(Element box records)
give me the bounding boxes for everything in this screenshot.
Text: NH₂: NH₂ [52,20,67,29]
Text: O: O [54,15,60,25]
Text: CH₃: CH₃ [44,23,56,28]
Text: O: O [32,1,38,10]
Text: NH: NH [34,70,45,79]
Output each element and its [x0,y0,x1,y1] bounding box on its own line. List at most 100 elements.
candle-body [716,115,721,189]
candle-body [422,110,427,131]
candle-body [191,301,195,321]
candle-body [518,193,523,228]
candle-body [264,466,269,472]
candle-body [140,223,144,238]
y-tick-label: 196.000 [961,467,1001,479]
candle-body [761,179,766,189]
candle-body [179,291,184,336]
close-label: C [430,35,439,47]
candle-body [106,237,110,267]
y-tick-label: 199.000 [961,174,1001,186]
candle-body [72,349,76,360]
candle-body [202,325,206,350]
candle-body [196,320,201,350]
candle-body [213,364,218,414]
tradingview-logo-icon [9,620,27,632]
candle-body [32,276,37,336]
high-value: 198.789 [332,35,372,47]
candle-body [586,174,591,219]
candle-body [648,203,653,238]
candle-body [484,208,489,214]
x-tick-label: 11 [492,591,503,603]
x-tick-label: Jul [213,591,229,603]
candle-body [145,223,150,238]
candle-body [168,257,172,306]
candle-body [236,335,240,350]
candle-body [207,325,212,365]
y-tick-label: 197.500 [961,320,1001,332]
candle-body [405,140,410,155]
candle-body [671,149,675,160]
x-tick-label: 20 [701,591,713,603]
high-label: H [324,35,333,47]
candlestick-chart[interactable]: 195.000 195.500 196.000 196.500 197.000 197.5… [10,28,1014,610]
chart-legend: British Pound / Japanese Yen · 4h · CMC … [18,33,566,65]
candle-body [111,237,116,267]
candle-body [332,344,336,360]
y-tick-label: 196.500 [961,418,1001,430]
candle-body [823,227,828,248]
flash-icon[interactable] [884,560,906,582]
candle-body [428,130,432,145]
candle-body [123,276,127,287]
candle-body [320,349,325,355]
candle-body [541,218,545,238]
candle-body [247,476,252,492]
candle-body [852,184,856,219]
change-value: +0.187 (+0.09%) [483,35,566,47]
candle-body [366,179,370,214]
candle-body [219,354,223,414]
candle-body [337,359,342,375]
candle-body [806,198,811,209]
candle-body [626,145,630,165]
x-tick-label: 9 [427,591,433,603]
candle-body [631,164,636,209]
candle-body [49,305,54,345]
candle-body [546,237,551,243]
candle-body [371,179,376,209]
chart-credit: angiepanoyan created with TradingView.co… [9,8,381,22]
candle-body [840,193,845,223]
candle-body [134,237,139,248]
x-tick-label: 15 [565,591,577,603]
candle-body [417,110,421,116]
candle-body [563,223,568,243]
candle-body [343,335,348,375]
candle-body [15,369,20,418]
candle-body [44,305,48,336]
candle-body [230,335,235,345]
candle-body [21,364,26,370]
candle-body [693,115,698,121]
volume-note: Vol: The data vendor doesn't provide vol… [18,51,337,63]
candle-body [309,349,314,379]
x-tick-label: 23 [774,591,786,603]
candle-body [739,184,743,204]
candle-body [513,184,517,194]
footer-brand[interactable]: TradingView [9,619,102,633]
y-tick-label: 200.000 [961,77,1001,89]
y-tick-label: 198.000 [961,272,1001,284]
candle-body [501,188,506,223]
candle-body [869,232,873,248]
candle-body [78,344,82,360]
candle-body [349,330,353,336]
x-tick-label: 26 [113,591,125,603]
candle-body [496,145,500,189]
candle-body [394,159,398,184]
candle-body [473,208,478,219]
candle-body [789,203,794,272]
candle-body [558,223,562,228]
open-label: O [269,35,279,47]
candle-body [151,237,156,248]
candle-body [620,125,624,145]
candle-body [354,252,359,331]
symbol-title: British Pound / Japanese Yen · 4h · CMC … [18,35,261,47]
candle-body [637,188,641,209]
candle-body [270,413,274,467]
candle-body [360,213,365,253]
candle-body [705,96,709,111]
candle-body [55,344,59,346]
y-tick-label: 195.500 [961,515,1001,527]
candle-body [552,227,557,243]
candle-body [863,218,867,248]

Written task:
Put every line of the listing above into a numbered list, omitting any blank lines.

Solution for this exercise:
1. give me the bounding boxes for everything in this screenshot.
2. Text: NH₂: NH₂ [52,20,67,29]
3. Text: O: O [54,15,60,25]
4. Text: CH₃: CH₃ [44,23,56,28]
5. Text: O: O [32,1,38,10]
6. Text: NH: NH [34,70,45,79]
7. Output each element and its [x0,y0,x1,y1] bounding box on its own line. List at most 100 elements.
8. candle-body [716,115,721,189]
9. candle-body [422,110,427,131]
10. candle-body [191,301,195,321]
11. candle-body [518,193,523,228]
12. candle-body [264,466,269,472]
13. candle-body [140,223,144,238]
14. y-tick-label: 196.000 [961,467,1001,479]
15. candle-body [761,179,766,189]
16. candle-body [179,291,184,336]
17. close-label: C [430,35,439,47]
18. candle-body [106,237,110,267]
19. y-tick-label: 199.000 [961,174,1001,186]
20. candle-body [72,349,76,360]
21. candle-body [202,325,206,350]
22. candle-body [196,320,201,350]
23. candle-body [213,364,218,414]
24. tradingview-logo-icon [9,620,27,632]
25. candle-body [32,276,37,336]
26. high-value: 198.789 [332,35,372,47]
27. candle-body [586,174,591,219]
28. candle-body [648,203,653,238]
29. candle-body [484,208,489,214]
30. x-tick-label: 11 [492,591,503,603]
31. x-tick-label: Jul [213,591,229,603]
32. candle-body [145,223,150,238]
33. candle-body [168,257,172,306]
34. candle-body [236,335,240,350]
35. candle-body [207,325,212,365]
36. y-tick-label: 197.500 [961,320,1001,332]
37. candle-body [405,140,410,155]
38. candle-body [671,149,675,160]
39. x-tick-label: 20 [701,591,713,603]
40. high-label: H [324,35,333,47]
41. candlestick-chart[interactable]: 195.000 195.500 196.000 196.500 197.000 197.5… [10,28,1014,610]
42. chart-legend: British Pound / Japanese Yen · 4h · CMC … [18,33,566,65]
43. candle-body [111,237,116,267]
44. candle-body [332,344,336,360]
45. y-tick-label: 196.500 [961,418,1001,430]
46. candle-body [823,227,828,248]
47. flash-icon[interactable] [884,560,906,582]
48. candle-body [428,130,432,145]
49. candle-body [123,276,127,287]
50. candle-body [320,349,325,355]
51. candle-body [541,218,545,238]
52. candle-body [247,476,252,492]
53. candle-body [852,184,856,219]
54. change-value: +0.187 (+0.09%) [483,35,566,47]
55. candle-body [366,179,370,214]
56. candle-body [219,354,223,414]
57. candle-body [337,359,342,375]
58. candle-body [806,198,811,209]
59. candle-body [626,145,630,165]
60. x-tick-label: 9 [427,591,433,603]
61. candle-body [631,164,636,209]
62. candle-body [49,305,54,345]
63. candle-body [546,237,551,243]
64. candle-body [371,179,376,209]
65. chart-credit: angiepanoyan created with TradingView.co… [9,8,381,22]
66. candle-body [840,193,845,223]
67. candle-body [134,237,139,248]
68. x-tick-label: 15 [565,591,577,603]
69. candle-body [417,110,421,116]
70. candle-body [563,223,568,243]
71. candle-body [343,335,348,375]
72. candle-body [15,369,20,418]
73. candle-body [44,305,48,336]
74. candle-body [230,335,235,345]
75. candle-body [21,364,26,370]
76. candle-body [693,115,698,121]
77. volume-note: Vol: The data vendor doesn't provide vol… [18,51,337,63]
78. candle-body [309,349,314,379]
79. x-tick-label: 23 [774,591,786,603]
80. candle-body [739,184,743,204]
81. candle-body [513,184,517,194]
82. footer-brand[interactable]: TradingView [9,619,102,633]
83. y-tick-label: 200.000 [961,77,1001,89]
84. y-tick-label: 198.000 [961,272,1001,284]
85. candle-body [501,188,506,223]
86. candle-body [869,232,873,248]
87. candle-body [78,344,82,360]
88. candle-body [349,330,353,336]
89. x-tick-label: 26 [113,591,125,603]
90. candle-body [496,145,500,189]
91. candle-body [394,159,398,184]
92. candle-body [473,208,478,219]
93. candle-body [789,203,794,272]
94. candle-body [558,223,562,228]
95. open-label: O [269,35,279,47]
96. candle-body [151,237,156,248]
97. candle-body [620,125,624,145]
98. candle-body [354,252,359,331]
99. symbol-title: British Pound / Japanese Yen · 4h · CMC … [18,35,261,47]
100. candle-body [637,188,641,209]
101. candle-body [270,413,274,467]
102. candle-body [360,213,365,253]
103. candle-body [705,96,709,111]
104. candle-body [55,344,59,346]
105. y-tick-label: 195.500 [961,515,1001,527]
106. candle-body [552,227,557,243]
107. candle-body [863,218,867,248]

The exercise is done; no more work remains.